• [ASSIGNMENT 1]: Copy everything in the lab methods text from "Masson's Trichrome staining" down to "at 100× magnification.".
• [ASSIGNMENT 2]: In the lab methods text, what pore size did the PVDF membranes have?
• [ASSIGNMENT 3]: Continue the lab methods text on rat muscle tissue from where it stops.

• [TEXT PROVIDED]:
BEGIN
Hematoxylin-eosin staining
Rat smooth muscle tissues were fixed in 4% paraformaldehyde and embedded in paraffin. Serial sections (5 µm thickness) were prepared using a microtome and stained using a standardized H&E staining kit. Morphological evaluation was performed using bright-field microscopy at 40×–400× magnification, focusing on the structural integrity of muscle tissue, inflammatory cell infiltration, and matrix remodeling.
Masson's Trichrome staining
According to the experimental protocol approved by the ethics committee, we collected samples from the animals on the tenth day of treatment. Rat muscle tissues were fixed in 4% paraformaldehyde and paraffin-embedded. Serial sections (5 µm thickness) were cut using a rotary microtome. Deparaffinized sections were stained with Masson's trichrome. Stained sections were imaged under a bright-field microscope at 100× magnification.
Western blotting
Total proteins were extracted from rat smooth muscle tissue by mechanical disruption in RIPA lysis buffer maintained at low temperature and supplemented with protease inhibitors. The lysates were clarified by centrifugation at 10,000 × g for 15 min at 4 °C, and the protein-containing supernatant was collected for analysis. Protein concentration was determined with a bicinchoninic acid (BCA) assay using bovine serum albumin as the calibration standard. Equal amounts of protein (30 µg) were loaded onto 10% or 12% SDS–polyacrylamide gels and separated under reducing conditions. After electrophoresis, proteins were transferred onto PVDF membranes with a pore size of 0.22 µm. Membranes were incubated in 3% BSA for 1 h at room temperature to block nonspecific binding sites, followed by overnight incubation at 4 °C with primary antibodies recognizing GAPDH, MYL1, TNNI2, TNNT1, TNNT3, and MYLPF. After washing with TBST three times, HRP-labeled secondary antibodies were applied for 2 h at room temperature. Signal detection was performed using a chemiluminescent substrate, and images were captured with a luminescence imaging system. Quantification of protein expression was carried out by densitometric analysis, with GAPDH serving as the internal reference.
END
• [SUPPLIED MATERIAL]:
BEGIN
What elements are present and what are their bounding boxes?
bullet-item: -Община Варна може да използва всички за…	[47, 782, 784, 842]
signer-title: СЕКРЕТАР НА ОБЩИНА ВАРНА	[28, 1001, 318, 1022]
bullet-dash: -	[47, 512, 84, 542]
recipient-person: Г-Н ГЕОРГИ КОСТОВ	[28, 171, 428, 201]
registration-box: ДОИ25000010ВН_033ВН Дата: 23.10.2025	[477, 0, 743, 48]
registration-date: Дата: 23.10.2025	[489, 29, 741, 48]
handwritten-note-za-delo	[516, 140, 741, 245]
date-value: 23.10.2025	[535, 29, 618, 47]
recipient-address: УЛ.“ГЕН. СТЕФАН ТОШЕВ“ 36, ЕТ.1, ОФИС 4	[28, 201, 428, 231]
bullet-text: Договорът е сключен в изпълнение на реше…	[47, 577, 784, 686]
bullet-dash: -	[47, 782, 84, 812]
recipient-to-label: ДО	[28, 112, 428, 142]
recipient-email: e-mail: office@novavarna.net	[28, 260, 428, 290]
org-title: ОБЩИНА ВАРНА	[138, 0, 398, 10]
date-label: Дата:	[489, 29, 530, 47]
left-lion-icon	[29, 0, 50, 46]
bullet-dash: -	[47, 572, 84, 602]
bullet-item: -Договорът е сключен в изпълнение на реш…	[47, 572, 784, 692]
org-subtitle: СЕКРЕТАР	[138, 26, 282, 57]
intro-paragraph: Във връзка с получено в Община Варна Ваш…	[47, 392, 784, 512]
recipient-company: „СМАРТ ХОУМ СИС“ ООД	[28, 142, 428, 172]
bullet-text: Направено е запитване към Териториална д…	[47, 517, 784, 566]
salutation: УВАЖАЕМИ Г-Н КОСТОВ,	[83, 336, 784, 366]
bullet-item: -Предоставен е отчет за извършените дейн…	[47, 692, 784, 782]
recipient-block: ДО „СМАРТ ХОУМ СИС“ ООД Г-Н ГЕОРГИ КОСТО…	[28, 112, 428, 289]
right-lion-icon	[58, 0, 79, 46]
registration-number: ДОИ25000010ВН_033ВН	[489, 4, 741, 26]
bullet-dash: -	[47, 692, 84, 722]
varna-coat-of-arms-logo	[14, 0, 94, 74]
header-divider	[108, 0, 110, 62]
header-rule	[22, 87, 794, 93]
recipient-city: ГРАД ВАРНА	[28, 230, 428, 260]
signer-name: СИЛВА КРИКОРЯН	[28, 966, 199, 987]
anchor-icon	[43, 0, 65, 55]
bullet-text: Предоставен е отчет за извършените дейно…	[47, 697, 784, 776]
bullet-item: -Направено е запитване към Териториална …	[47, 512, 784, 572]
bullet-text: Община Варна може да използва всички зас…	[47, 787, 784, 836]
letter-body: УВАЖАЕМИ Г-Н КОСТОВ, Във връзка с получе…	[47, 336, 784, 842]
END
• [TASK OUTPUT 1]:
Masson's Trichrome staining
According to the experimental protocol approved by the ethics committee, we collected samples from the animals on the tenth day of treatment. Rat muscle tissues were fixed in 4% paraformaldehyde and paraffin-embedded. Serial sections (5 µm thickness) were cut using a rotary microtome. Deparaffinized sections were stained with Masson's trichrome. Stained sections were imaged under a bright-field microscope at 100× magnification.

• [TASK OUTPUT 2]: 0.22 µm

• [TASK OUTPUT 3]:
Quantitative real-time PCR (qPCR)
Tissue samples were lysed using a total RNA extraction reagent, and RNA was isolated following the manufacturer’s instructions provided with the RNA extraction kit. Gene-specific primers were designed using dedicated software (Table 1) and their specificity was verified through BLAST analysis (≥18 bp homology, Tm = 58–62 °C). RNA was then reverse transcribed using a reverse transcription kit, and the expression of the target gene was detected using a SYBR Green qPCR detection kit.
Statistical analysis
Statistical comparisons between two groups were performed using an independent-samples t-test, whereas differences among multiple groups were evaluated using one-way ANOVA followed by Bonferroni post hoc analysis. Data are expressed as mean ± standard deviation (SD) or mean ± standard error of the mean (SEM). A value of p < 0.05 was considered indicative of statistical significance.